Task instructions |
Drop the images; return everything else in the listing below exactly.

----- Dataset extract

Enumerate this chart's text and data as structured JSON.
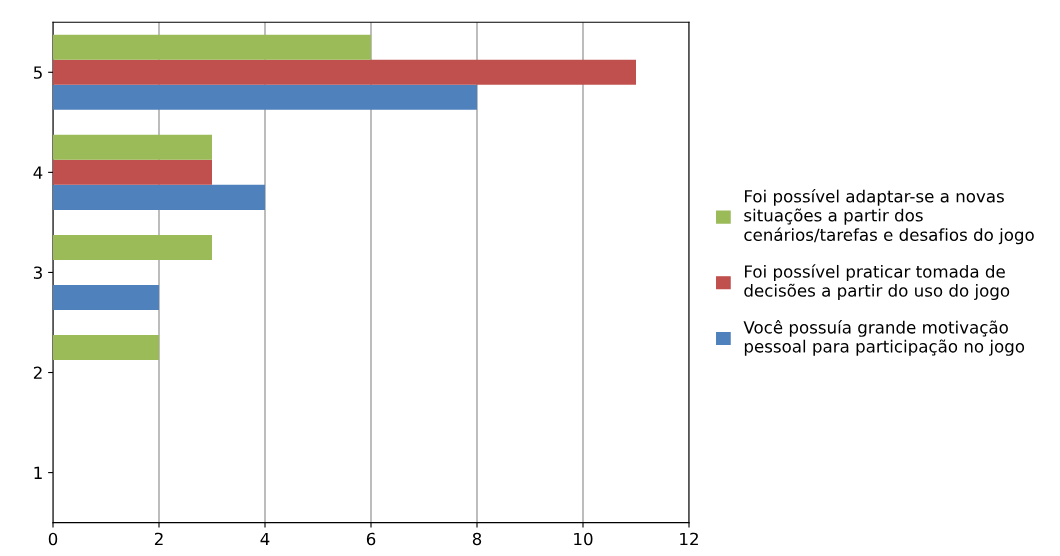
{
  "chart_data": {
    "type": "bar",
    "orientation": "horizontal",
    "categories": [
      "5",
      "4",
      "3",
      "2",
      "1"
    ],
    "series": [
      {
        "name": "Você possuía grande motivação\npessoal para participação no jogo",
        "color": "#4f81bd",
        "values": [
          8,
          4,
          2,
          0,
          0
        ]
      },
      {
        "name": "Foi possível praticar tomada de\ndecisões a partir do uso do jogo",
        "color": "#c0504d",
        "values": [
          11,
          3,
          0,
          0,
          0
        ]
      },
      {
        "name": "Foi possível adaptar-se a novas\nsituações a partir dos\ncenários/tarefas e desafios do jogo",
        "color": "#9bbb59",
        "values": [
          6,
          3,
          3,
          2,
          0
        ]
      }
    ],
    "xlim": [
      0,
      12
    ],
    "xticks": [
      0,
      2,
      4,
      6,
      8,
      10,
      12
    ],
    "grid": "x",
    "legend": "right"
  }
}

----------

Problem solution |
Enumerate this chart's text and data as structured JSON.
{
  "chart_data": {
    "type": "bar",
    "orientation": "horizontal",
    "categories": [
      "5",
      "4",
      "3",
      "2",
      "1"
    ],
    "series": [
      {
        "name": "Você possuía grande motivação\npessoal para participação no jogo",
        "color": "#4f81bd",
        "values": [
          8,
          4,
          2,
          0,
          0
        ]
      },
      {
        "name": "Foi possível praticar tomada de\ndecisões a partir do uso do jogo",
        "color": "#c0504d",
        "values": [
          11,
          3,
          0,
          0,
          0
        ]
      },
      {
        "name": "Foi possível adaptar-se a novas\nsituações a partir dos\ncenários/tarefas e desafios do jogo",
        "color": "#9bbb59",
        "values": [
          6,
          3,
          3,
          2,
          0
        ]
      }
    ],
    "xlim": [
      0,
      12
    ],
    "xticks": [
      0,
      2,
      4,
      6,
      8,
      10,
      12
    ],
    "grid": "x",
    "legend": "right"
  }
}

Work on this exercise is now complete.